- [Goal of the exercise]:
Lines containing the word "领导重视" are to be located and copied.

---------- Dataset ----------

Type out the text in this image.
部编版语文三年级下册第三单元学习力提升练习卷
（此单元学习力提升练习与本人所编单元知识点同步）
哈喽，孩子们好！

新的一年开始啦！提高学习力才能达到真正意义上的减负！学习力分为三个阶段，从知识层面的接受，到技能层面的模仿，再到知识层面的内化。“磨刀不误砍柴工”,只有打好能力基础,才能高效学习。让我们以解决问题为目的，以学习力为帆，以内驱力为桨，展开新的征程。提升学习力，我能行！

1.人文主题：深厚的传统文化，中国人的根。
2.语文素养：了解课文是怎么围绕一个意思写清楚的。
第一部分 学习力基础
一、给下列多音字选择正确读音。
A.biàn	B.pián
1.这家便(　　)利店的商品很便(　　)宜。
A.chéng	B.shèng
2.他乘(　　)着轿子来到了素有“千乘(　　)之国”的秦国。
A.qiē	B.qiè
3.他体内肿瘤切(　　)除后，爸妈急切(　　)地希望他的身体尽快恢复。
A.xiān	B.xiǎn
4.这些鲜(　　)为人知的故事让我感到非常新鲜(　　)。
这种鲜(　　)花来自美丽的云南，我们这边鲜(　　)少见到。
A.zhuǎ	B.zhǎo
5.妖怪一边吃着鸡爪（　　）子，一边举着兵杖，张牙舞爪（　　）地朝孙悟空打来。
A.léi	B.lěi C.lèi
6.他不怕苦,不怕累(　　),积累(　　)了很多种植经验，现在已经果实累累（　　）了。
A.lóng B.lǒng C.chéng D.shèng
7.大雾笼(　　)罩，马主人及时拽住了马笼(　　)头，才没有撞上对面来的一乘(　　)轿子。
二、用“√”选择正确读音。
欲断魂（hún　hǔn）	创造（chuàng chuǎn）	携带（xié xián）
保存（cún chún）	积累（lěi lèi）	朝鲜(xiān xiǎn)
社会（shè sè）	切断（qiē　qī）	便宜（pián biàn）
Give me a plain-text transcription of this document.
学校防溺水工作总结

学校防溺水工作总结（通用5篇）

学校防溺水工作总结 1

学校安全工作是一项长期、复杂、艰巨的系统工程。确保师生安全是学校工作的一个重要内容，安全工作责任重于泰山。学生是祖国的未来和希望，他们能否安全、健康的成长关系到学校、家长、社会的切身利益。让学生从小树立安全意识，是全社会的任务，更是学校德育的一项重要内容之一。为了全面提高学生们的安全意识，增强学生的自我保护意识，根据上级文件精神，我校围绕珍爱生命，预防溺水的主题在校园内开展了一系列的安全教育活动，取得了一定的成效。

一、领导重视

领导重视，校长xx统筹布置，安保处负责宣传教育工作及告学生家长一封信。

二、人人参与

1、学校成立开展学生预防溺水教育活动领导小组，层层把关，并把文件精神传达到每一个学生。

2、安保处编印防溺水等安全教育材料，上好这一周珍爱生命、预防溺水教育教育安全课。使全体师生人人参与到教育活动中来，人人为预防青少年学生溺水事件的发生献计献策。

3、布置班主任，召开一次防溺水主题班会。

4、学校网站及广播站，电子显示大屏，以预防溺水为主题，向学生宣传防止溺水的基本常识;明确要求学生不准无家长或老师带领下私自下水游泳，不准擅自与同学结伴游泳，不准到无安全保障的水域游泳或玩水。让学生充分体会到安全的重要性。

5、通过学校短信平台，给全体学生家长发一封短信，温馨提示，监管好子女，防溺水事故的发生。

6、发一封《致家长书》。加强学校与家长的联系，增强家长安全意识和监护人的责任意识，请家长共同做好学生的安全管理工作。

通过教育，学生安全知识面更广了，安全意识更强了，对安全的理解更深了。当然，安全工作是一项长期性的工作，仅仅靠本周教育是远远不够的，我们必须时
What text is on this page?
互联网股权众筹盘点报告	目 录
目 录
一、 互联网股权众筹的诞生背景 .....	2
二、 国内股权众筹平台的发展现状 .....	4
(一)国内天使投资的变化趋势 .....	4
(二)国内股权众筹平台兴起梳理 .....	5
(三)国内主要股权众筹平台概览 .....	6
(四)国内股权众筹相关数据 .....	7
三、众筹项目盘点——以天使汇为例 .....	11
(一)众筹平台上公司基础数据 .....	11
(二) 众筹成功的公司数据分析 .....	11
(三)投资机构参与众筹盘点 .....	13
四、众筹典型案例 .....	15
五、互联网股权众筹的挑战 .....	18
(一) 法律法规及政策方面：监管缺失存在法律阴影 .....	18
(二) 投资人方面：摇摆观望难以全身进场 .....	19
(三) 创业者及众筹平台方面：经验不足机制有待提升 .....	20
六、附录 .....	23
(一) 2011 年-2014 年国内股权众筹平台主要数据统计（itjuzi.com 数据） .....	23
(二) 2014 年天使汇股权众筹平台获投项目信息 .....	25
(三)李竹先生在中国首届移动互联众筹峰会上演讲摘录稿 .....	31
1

----------

- [Result of the exercise]:
一、领导重视
领导重视，校长xx统筹布置，安保处负责宣传教育工作及告学生家长一封信。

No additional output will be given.